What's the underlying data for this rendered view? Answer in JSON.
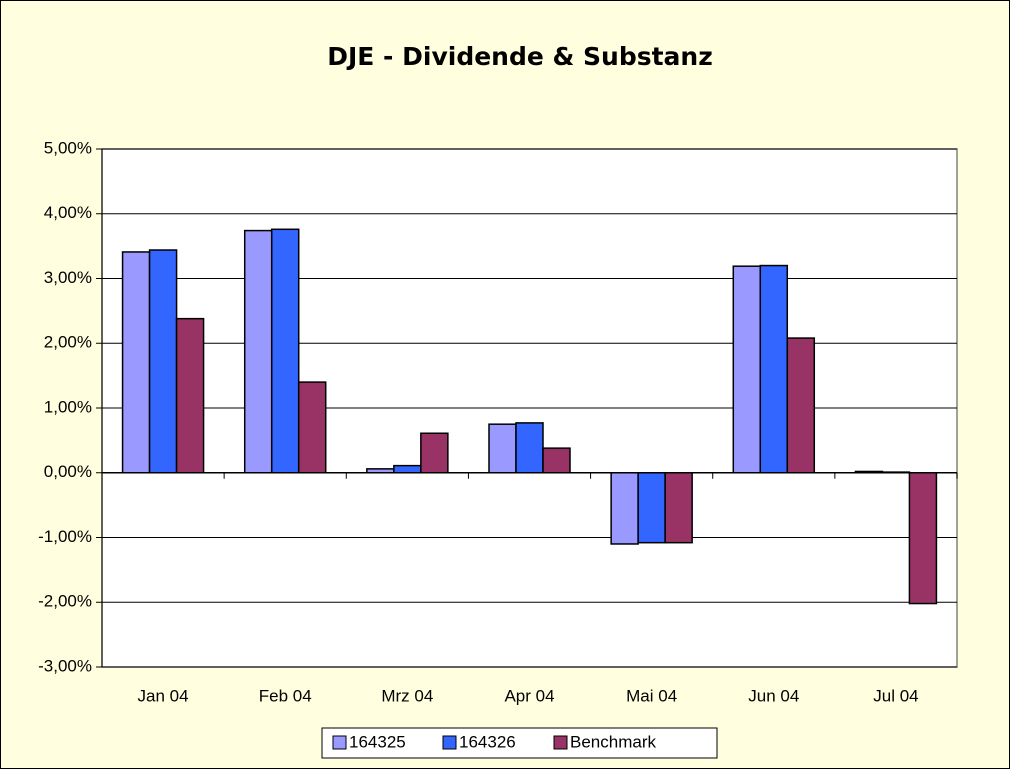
{
  "chart_data": {
    "type": "bar",
    "title": "DJE - Dividende & Substanz",
    "categories": [
      "Jan 04",
      "Feb 04",
      "Mrz 04",
      "Apr 04",
      "Mai 04",
      "Jun 04",
      "Jul 04"
    ],
    "series": [
      {
        "name": "164325",
        "color": "#9999ff",
        "values": [
          3.41,
          3.74,
          0.06,
          0.75,
          -1.1,
          3.19,
          0.02
        ]
      },
      {
        "name": "164326",
        "color": "#3366ff",
        "values": [
          3.44,
          3.76,
          0.11,
          0.77,
          -1.08,
          3.2,
          0.01
        ]
      },
      {
        "name": "Benchmark",
        "color": "#993366",
        "values": [
          2.38,
          1.4,
          0.61,
          0.38,
          -1.08,
          2.08,
          -2.02
        ]
      }
    ],
    "ylim": [
      -3,
      5
    ],
    "yticks": [
      {
        "value": -3,
        "label": "-3,00%"
      },
      {
        "value": -2,
        "label": "-2,00%"
      },
      {
        "value": -1,
        "label": "-1,00%"
      },
      {
        "value": 0,
        "label": "0,00%"
      },
      {
        "value": 1,
        "label": "1,00%"
      },
      {
        "value": 2,
        "label": "2,00%"
      },
      {
        "value": 3,
        "label": "3,00%"
      },
      {
        "value": 4,
        "label": "4,00%"
      },
      {
        "value": 5,
        "label": "5,00%"
      }
    ],
    "grid": true,
    "legend": "bottom"
  }
}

Aim of the exercise:
Without the pictures, repeat all the records word for word.

Full response:
What's the underlying data for this rendered view? Answer in JSON.
{
  "chart_data": {
    "type": "bar",
    "title": "DJE - Dividende & Substanz",
    "categories": [
      "Jan 04",
      "Feb 04",
      "Mrz 04",
      "Apr 04",
      "Mai 04",
      "Jun 04",
      "Jul 04"
    ],
    "series": [
      {
        "name": "164325",
        "color": "#9999ff",
        "values": [
          3.41,
          3.74,
          0.06,
          0.75,
          -1.1,
          3.19,
          0.02
        ]
      },
      {
        "name": "164326",
        "color": "#3366ff",
        "values": [
          3.44,
          3.76,
          0.11,
          0.77,
          -1.08,
          3.2,
          0.01
        ]
      },
      {
        "name": "Benchmark",
        "color": "#993366",
        "values": [
          2.38,
          1.4,
          0.61,
          0.38,
          -1.08,
          2.08,
          -2.02
        ]
      }
    ],
    "ylim": [
      -3,
      5
    ],
    "yticks": [
      {
        "value": -3,
        "label": "-3,00%"
      },
      {
        "value": -2,
        "label": "-2,00%"
      },
      {
        "value": -1,
        "label": "-1,00%"
      },
      {
        "value": 0,
        "label": "0,00%"
      },
      {
        "value": 1,
        "label": "1,00%"
      },
      {
        "value": 2,
        "label": "2,00%"
      },
      {
        "value": 3,
        "label": "3,00%"
      },
      {
        "value": 4,
        "label": "4,00%"
      },
      {
        "value": 5,
        "label": "5,00%"
      }
    ],
    "grid": true,
    "legend": "bottom"
  }
}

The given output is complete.